## Stated exercise
Repeat every record below exactly as it appears.

## Data in this exercise
····················

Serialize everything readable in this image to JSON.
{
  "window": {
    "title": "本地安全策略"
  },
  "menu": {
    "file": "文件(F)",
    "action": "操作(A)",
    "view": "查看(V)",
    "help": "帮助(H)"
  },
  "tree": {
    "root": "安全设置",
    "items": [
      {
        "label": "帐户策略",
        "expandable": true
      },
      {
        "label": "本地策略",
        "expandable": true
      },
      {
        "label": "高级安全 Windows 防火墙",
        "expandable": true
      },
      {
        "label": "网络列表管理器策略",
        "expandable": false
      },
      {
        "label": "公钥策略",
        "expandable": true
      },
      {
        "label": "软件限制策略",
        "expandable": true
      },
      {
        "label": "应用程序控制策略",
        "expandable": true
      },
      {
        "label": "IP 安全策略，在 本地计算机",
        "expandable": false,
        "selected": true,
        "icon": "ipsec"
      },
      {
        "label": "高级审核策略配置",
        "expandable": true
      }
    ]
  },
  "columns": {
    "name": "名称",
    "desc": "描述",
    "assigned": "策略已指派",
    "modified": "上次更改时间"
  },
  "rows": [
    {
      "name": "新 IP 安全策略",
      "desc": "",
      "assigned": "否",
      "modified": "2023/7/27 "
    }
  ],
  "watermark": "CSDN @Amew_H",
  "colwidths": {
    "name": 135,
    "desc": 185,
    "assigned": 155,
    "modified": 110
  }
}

····················

## Response to the task
Serialize everything readable in this image to JSON.
{
  "window": {
    "title": "本地安全策略"
  },
  "menu": {
    "file": "文件(F)",
    "action": "操作(A)",
    "view": "查看(V)",
    "help": "帮助(H)"
  },
  "tree": {
    "root": "安全设置",
    "items": [
      {
        "label": "帐户策略",
        "expandable": true
      },
      {
        "label": "本地策略",
        "expandable": true
      },
      {
        "label": "高级安全 Windows 防火墙",
        "expandable": true
      },
      {
        "label": "网络列表管理器策略",
        "expandable": false
      },
      {
        "label": "公钥策略",
        "expandable": true
      },
      {
        "label": "软件限制策略",
        "expandable": true
      },
      {
        "label": "应用程序控制策略",
        "expandable": true
      },
      {
        "label": "IP 安全策略，在 本地计算机",
        "expandable": false,
        "selected": true,
        "icon": "ipsec"
      },
      {
        "label": "高级审核策略配置",
        "expandable": true
      }
    ]
  },
  "columns": {
    "name": "名称",
    "desc": "描述",
    "assigned": "策略已指派",
    "modified": "上次更改时间"
  },
  "rows": [
    {
      "name": "新 IP 安全策略",
      "desc": "",
      "assigned": "否",
      "modified": "2023/7/27 "
    }
  ],
  "watermark": "CSDN @Amew_H",
  "colwidths": {
    "name": 135,
    "desc": 185,
    "assigned": 155,
    "modified": 110
  }
}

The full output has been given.